*Problem details*: Collect all lines from the records below that include the word "mapping".

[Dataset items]

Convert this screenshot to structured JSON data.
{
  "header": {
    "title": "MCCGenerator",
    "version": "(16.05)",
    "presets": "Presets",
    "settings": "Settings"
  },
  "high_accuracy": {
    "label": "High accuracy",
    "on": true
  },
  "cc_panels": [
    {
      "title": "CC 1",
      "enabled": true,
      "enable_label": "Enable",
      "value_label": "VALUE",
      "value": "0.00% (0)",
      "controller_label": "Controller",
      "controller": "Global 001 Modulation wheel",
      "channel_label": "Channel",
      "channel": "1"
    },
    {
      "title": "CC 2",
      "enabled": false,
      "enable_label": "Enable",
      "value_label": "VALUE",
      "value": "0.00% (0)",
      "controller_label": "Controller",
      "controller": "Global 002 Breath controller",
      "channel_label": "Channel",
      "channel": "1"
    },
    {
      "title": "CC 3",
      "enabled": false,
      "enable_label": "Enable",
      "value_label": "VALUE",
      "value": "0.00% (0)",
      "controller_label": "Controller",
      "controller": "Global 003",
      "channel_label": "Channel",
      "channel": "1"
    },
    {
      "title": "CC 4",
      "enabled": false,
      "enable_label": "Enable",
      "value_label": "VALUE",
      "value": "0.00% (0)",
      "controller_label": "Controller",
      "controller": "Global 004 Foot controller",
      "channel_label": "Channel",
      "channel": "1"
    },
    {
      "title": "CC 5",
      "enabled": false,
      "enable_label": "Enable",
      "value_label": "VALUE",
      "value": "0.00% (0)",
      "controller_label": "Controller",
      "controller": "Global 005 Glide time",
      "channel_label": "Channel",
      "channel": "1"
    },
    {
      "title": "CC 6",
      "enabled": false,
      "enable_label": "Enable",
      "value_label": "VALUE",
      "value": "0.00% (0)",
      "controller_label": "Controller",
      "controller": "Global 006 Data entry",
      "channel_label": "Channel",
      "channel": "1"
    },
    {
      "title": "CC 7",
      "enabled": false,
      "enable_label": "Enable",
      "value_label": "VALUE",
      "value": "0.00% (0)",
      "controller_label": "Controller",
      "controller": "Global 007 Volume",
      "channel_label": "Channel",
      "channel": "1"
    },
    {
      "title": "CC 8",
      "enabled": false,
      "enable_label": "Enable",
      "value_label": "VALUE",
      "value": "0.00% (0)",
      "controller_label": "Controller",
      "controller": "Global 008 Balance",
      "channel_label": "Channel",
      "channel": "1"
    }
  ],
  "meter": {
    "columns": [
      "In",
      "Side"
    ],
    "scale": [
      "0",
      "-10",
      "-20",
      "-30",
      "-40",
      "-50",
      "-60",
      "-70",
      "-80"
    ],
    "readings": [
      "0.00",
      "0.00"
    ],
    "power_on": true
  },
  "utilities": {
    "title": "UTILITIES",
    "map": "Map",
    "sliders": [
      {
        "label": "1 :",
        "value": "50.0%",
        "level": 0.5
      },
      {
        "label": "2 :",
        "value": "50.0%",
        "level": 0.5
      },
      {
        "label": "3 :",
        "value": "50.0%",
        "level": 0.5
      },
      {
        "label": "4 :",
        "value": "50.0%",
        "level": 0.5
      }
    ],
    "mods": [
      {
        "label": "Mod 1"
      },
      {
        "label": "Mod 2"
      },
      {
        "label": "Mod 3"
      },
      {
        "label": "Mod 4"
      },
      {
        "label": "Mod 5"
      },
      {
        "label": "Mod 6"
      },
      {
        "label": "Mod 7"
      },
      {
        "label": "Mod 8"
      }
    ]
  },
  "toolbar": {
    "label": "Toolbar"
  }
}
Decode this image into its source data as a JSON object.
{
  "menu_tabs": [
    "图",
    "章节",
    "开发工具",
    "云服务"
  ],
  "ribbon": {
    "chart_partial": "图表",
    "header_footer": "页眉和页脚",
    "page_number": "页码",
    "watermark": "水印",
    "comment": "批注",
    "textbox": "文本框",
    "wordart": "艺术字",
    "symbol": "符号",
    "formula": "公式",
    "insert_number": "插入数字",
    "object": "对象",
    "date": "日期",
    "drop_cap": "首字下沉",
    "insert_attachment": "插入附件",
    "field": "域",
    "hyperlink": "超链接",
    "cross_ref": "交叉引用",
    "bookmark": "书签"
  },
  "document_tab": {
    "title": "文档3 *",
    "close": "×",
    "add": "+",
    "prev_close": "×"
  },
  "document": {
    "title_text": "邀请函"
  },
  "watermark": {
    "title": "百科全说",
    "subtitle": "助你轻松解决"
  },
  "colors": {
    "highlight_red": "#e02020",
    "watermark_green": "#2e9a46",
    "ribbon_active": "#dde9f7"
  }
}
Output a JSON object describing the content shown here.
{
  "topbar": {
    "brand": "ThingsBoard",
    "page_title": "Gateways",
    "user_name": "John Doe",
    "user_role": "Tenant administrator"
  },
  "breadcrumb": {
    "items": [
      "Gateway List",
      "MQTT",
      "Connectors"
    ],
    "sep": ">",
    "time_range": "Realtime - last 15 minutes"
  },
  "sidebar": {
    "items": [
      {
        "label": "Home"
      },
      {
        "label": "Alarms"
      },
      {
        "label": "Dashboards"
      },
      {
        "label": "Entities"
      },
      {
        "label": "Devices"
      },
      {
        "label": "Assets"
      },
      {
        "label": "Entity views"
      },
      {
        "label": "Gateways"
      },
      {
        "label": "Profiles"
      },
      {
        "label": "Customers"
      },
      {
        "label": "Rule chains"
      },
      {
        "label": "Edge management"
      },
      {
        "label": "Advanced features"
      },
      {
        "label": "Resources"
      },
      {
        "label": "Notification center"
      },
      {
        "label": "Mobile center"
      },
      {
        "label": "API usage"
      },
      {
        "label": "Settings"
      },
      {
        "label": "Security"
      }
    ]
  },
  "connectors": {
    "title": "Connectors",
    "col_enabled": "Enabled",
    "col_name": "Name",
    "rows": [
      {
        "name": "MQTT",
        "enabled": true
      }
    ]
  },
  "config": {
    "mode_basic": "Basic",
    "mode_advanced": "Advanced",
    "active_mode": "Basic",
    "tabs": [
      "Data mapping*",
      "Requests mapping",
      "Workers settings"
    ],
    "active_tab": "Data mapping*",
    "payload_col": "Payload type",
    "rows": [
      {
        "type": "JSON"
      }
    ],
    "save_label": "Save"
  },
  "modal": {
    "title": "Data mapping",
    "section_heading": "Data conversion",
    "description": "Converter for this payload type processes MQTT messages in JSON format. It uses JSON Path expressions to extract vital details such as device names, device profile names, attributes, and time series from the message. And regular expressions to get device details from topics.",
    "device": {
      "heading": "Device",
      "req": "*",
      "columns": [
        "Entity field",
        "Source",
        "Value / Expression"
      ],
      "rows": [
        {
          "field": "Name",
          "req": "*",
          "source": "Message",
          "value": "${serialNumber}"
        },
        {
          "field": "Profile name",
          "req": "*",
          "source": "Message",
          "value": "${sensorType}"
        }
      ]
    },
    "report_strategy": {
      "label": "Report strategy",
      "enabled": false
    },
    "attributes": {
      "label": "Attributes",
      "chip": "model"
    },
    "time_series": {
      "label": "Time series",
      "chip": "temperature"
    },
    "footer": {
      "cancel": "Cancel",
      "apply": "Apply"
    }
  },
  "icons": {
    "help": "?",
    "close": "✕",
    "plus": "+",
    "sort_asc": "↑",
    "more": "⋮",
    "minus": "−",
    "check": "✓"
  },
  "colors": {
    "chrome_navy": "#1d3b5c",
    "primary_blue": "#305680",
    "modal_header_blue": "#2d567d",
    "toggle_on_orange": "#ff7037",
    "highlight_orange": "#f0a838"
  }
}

*Response*:
      "Data mapping*",
      "Requests mapping",
    "active_tab": "Data mapping*",
    "title": "Data mapping",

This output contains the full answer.